__Task__
Can you reproduce every line of the material below, character for character?
━━━
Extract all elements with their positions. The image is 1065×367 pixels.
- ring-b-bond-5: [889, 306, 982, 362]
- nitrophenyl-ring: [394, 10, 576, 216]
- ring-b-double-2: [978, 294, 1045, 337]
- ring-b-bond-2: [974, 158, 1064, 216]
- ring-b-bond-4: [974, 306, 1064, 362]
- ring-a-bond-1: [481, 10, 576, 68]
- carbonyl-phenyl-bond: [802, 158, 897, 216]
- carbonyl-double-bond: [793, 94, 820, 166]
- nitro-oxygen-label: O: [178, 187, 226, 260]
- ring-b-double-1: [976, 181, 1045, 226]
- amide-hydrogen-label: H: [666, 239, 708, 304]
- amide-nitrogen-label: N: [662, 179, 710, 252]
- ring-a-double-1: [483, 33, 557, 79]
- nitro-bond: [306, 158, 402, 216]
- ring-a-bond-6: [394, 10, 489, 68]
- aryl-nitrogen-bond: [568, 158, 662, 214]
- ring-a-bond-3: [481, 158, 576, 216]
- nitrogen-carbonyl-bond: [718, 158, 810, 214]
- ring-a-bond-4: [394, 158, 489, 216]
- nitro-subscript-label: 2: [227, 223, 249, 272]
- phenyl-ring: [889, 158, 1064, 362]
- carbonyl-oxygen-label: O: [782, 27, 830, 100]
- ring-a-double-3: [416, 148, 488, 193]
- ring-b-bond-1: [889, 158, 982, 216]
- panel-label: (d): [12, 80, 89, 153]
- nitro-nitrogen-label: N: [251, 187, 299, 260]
━━━
__Right answer__
Extract all elements with their positions. The image is 1065×367 pixels.
- ring-b-bond-5: [889, 306, 982, 362]
- nitrophenyl-ring: [394, 10, 576, 216]
- ring-b-double-2: [978, 294, 1045, 337]
- ring-b-bond-2: [974, 158, 1064, 216]
- ring-b-bond-4: [974, 306, 1064, 362]
- ring-a-bond-1: [481, 10, 576, 68]
- carbonyl-phenyl-bond: [802, 158, 897, 216]
- carbonyl-double-bond: [793, 94, 820, 166]
- nitro-oxygen-label: O: [178, 187, 226, 260]
- ring-b-double-1: [976, 181, 1045, 226]
- amide-hydrogen-label: H: [666, 239, 708, 304]
- amide-nitrogen-label: N: [662, 179, 710, 252]
- ring-a-double-1: [483, 33, 557, 79]
- nitro-bond: [306, 158, 402, 216]
- ring-a-bond-6: [394, 10, 489, 68]
- aryl-nitrogen-bond: [568, 158, 662, 214]
- ring-a-bond-3: [481, 158, 576, 216]
- nitrogen-carbonyl-bond: [718, 158, 810, 214]
- ring-a-bond-4: [394, 158, 489, 216]
- nitro-subscript-label: 2: [227, 223, 249, 272]
- phenyl-ring: [889, 158, 1064, 362]
- carbonyl-oxygen-label: O: [782, 27, 830, 100]
- ring-a-double-3: [416, 148, 488, 193]
- ring-b-bond-1: [889, 158, 982, 216]
- panel-label: (d): [12, 80, 89, 153]
- nitro-nitrogen-label: N: [251, 187, 299, 260]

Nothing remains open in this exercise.